__Work required__:
In the data, extract each line that holds the string "和阿妈走月亮时的美好画面".

──────────────────────────────

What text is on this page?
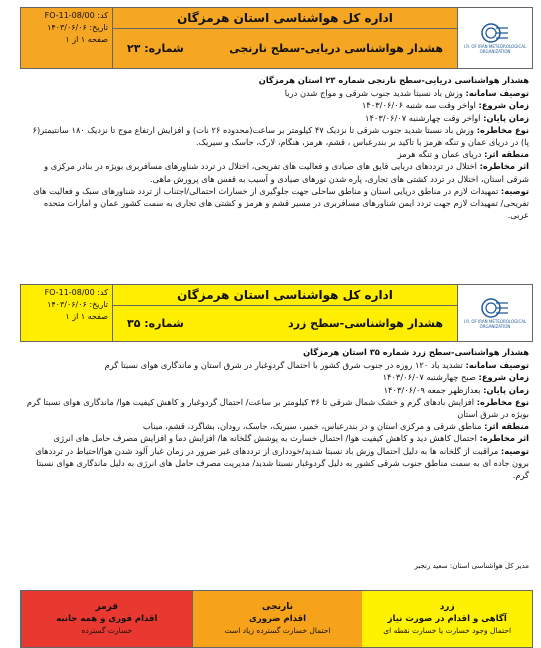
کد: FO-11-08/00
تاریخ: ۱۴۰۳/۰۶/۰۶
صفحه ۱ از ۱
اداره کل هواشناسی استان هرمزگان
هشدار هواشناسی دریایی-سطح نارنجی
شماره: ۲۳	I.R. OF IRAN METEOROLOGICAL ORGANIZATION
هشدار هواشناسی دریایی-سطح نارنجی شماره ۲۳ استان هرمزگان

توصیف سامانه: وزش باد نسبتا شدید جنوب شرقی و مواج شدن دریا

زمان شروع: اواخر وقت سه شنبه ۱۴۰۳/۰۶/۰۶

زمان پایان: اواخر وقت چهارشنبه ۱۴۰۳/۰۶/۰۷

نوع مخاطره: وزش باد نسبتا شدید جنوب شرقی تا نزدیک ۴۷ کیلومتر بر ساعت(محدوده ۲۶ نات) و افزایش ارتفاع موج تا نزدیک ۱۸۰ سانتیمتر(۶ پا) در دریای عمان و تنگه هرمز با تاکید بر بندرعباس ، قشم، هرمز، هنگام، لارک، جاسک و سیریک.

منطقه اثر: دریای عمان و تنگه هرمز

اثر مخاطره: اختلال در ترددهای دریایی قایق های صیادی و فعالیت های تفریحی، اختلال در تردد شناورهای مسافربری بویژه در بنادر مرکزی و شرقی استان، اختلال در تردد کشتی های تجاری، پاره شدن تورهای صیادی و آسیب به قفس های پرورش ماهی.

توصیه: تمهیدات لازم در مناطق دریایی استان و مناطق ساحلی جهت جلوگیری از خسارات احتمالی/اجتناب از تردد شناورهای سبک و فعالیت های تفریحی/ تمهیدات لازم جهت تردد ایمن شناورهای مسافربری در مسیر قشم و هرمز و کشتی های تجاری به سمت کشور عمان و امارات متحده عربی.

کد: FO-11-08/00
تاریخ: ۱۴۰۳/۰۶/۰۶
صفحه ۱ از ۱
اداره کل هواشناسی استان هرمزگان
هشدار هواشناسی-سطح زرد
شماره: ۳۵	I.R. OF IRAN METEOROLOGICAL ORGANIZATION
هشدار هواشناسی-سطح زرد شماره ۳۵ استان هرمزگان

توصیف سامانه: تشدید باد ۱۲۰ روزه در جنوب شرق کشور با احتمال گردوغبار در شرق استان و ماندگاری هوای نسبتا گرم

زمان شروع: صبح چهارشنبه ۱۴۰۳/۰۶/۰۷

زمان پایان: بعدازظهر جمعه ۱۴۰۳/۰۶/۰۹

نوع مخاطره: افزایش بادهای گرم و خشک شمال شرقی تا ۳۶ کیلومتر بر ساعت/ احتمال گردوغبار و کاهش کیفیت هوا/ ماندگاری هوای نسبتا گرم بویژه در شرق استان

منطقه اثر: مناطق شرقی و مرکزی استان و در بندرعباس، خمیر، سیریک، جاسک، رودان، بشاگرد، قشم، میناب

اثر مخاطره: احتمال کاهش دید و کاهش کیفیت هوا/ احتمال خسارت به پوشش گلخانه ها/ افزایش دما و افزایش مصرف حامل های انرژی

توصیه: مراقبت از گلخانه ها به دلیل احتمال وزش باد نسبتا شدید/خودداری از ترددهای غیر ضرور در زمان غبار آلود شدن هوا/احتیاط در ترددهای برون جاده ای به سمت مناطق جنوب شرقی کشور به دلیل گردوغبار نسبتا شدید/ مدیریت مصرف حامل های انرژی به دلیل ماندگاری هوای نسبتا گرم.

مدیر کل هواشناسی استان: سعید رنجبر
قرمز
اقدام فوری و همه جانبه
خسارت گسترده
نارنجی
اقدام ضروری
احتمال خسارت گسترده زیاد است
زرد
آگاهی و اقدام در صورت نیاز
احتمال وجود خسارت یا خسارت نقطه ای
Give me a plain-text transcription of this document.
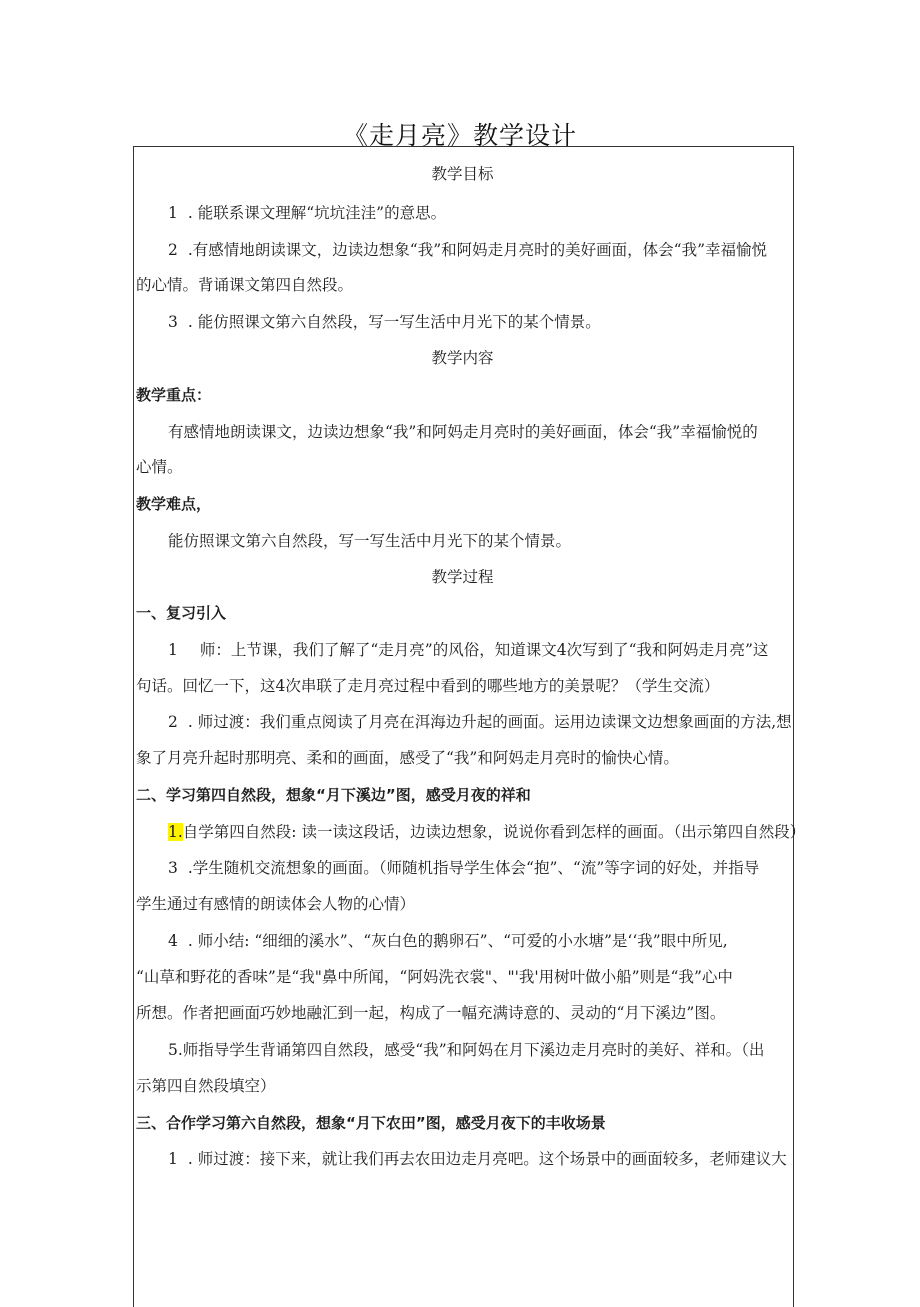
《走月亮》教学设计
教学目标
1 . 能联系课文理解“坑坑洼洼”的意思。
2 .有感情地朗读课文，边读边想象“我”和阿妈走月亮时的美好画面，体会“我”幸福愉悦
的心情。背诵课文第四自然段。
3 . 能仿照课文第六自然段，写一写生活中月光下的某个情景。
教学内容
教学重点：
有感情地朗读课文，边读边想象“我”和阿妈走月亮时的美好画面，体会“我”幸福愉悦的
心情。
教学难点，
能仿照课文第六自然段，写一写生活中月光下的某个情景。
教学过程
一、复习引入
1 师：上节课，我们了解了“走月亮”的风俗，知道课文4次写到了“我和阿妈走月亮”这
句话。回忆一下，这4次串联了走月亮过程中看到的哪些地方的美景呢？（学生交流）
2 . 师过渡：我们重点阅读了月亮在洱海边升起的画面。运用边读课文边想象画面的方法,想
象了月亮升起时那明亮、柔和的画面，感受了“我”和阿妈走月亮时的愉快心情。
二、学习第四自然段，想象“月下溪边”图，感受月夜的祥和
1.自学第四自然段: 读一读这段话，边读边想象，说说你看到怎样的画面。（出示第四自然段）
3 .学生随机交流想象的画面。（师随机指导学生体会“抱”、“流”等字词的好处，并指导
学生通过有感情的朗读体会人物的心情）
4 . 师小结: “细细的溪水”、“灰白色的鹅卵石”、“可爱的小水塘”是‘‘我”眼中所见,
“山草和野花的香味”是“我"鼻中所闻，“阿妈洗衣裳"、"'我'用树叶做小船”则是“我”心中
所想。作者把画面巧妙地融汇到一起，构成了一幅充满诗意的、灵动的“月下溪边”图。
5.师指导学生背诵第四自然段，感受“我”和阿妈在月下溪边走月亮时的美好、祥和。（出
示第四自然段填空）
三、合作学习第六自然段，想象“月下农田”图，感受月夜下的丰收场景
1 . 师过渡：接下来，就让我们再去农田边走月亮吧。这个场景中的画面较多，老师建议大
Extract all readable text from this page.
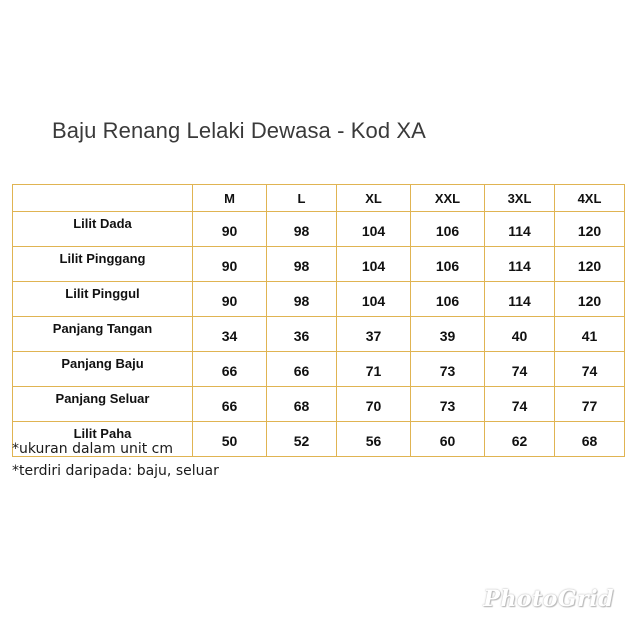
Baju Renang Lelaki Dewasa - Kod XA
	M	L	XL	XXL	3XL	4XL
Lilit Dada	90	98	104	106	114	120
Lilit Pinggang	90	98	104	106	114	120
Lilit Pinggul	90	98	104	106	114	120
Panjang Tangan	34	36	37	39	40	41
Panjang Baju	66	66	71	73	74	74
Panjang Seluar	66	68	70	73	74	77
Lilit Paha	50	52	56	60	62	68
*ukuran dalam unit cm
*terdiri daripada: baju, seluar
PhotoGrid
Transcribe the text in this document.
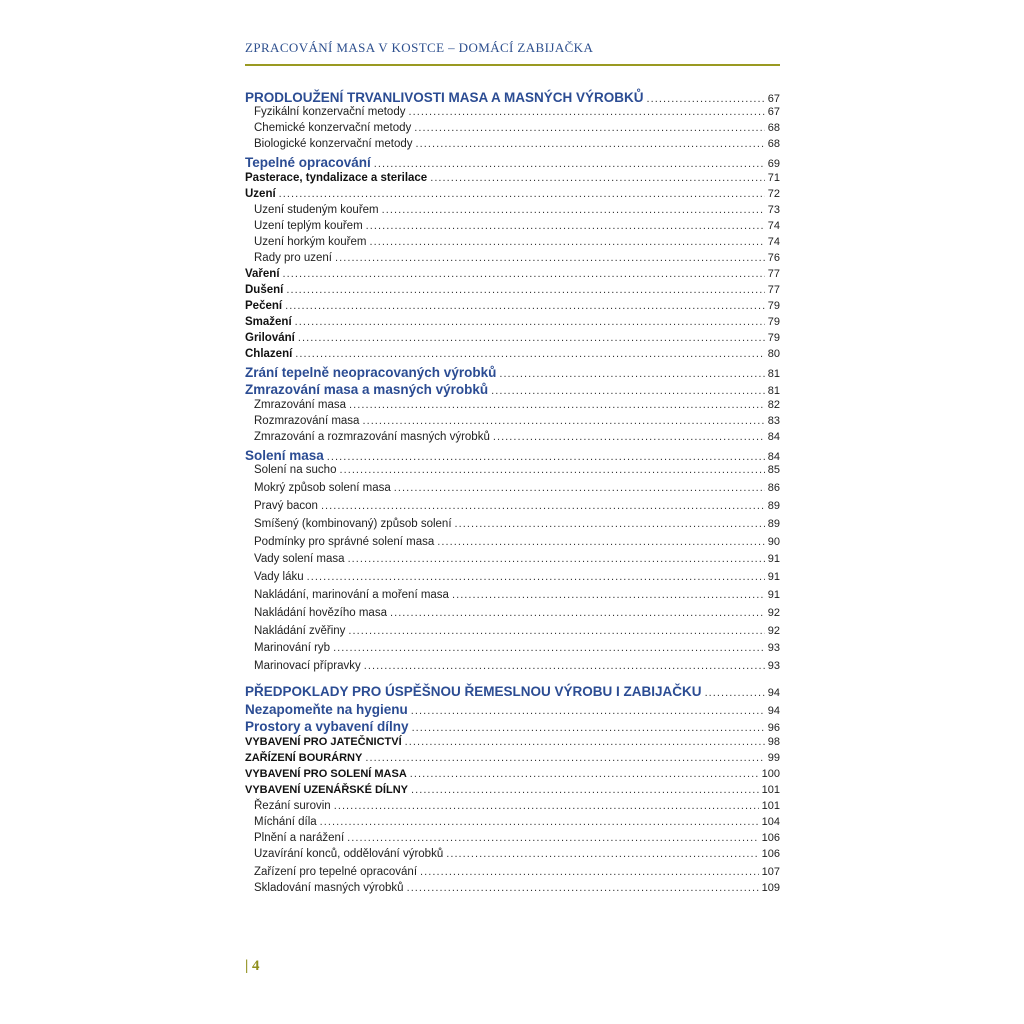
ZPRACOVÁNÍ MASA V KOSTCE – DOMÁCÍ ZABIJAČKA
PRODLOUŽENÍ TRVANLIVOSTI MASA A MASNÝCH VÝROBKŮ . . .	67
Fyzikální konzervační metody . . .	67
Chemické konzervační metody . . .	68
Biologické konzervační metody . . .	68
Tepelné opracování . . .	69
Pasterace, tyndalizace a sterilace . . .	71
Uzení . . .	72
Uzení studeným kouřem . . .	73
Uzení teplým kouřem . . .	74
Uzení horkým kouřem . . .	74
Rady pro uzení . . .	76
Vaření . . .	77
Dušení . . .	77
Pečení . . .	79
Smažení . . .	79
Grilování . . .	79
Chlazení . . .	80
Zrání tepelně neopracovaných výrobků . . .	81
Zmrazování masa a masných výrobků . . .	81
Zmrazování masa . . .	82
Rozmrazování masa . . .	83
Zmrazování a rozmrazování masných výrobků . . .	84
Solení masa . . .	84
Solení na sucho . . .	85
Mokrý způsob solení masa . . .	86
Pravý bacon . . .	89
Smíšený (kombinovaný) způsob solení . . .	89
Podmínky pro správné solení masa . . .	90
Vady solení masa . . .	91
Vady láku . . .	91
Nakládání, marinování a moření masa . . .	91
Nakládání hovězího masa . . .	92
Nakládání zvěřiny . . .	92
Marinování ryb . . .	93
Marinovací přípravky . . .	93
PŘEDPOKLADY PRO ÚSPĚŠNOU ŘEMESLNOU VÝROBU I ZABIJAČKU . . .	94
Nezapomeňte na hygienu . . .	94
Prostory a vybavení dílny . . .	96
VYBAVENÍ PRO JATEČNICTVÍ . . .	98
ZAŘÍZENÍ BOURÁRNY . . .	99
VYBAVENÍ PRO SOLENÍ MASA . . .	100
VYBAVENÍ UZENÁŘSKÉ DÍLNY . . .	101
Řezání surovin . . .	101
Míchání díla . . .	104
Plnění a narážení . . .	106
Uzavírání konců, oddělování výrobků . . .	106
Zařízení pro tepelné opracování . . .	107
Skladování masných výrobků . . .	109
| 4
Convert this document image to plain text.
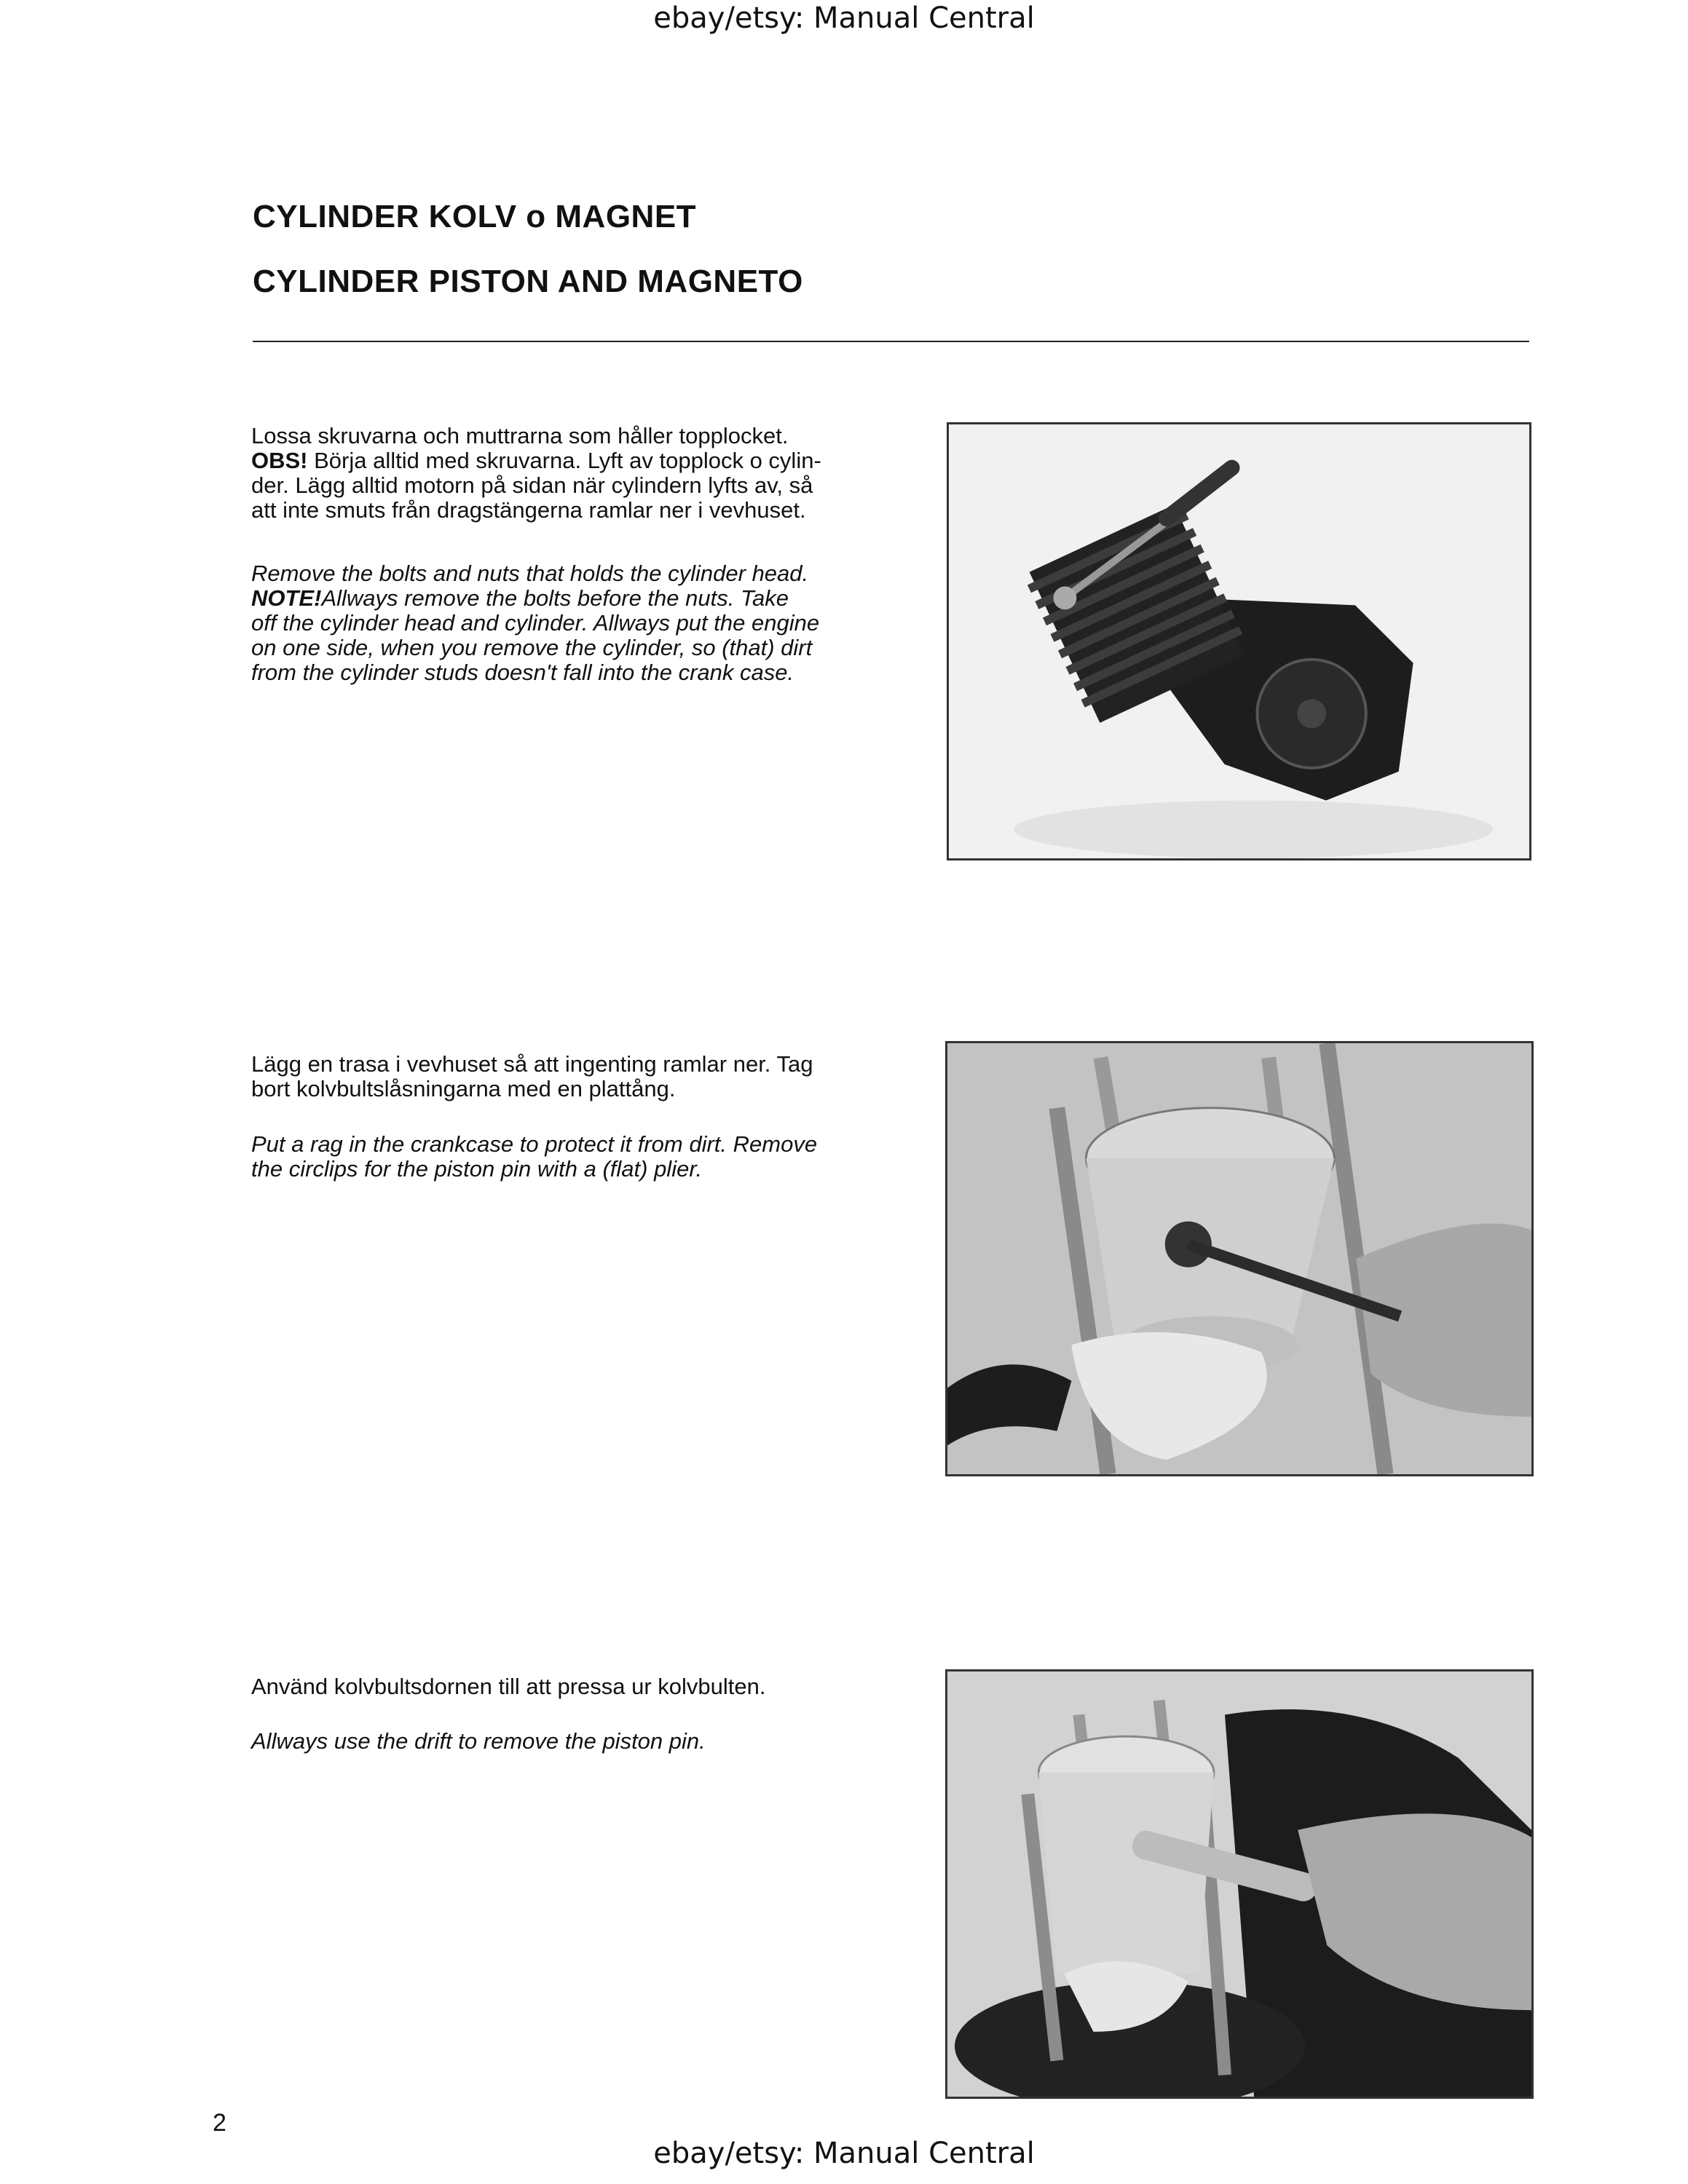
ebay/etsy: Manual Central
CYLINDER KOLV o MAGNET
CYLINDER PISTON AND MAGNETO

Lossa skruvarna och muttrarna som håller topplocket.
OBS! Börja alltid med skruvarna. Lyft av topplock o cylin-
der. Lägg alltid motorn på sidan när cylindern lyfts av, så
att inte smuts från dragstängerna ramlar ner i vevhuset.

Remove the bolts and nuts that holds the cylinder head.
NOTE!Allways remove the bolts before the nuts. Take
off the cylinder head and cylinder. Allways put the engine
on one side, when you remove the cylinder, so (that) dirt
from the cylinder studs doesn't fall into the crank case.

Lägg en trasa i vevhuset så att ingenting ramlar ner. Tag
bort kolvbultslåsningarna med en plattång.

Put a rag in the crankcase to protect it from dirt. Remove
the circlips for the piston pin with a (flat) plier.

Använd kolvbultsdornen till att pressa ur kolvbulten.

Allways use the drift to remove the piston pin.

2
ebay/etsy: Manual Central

──────────────────────────────

__Task solution__:
2 .有感情地朗读课文，边读边想象“我”和阿妈走月亮时的美好画面，体会“我”幸福愉悦
有感情地朗读课文，边读边想象“我”和阿妈走月亮时的美好画面，体会“我”幸福愉悦的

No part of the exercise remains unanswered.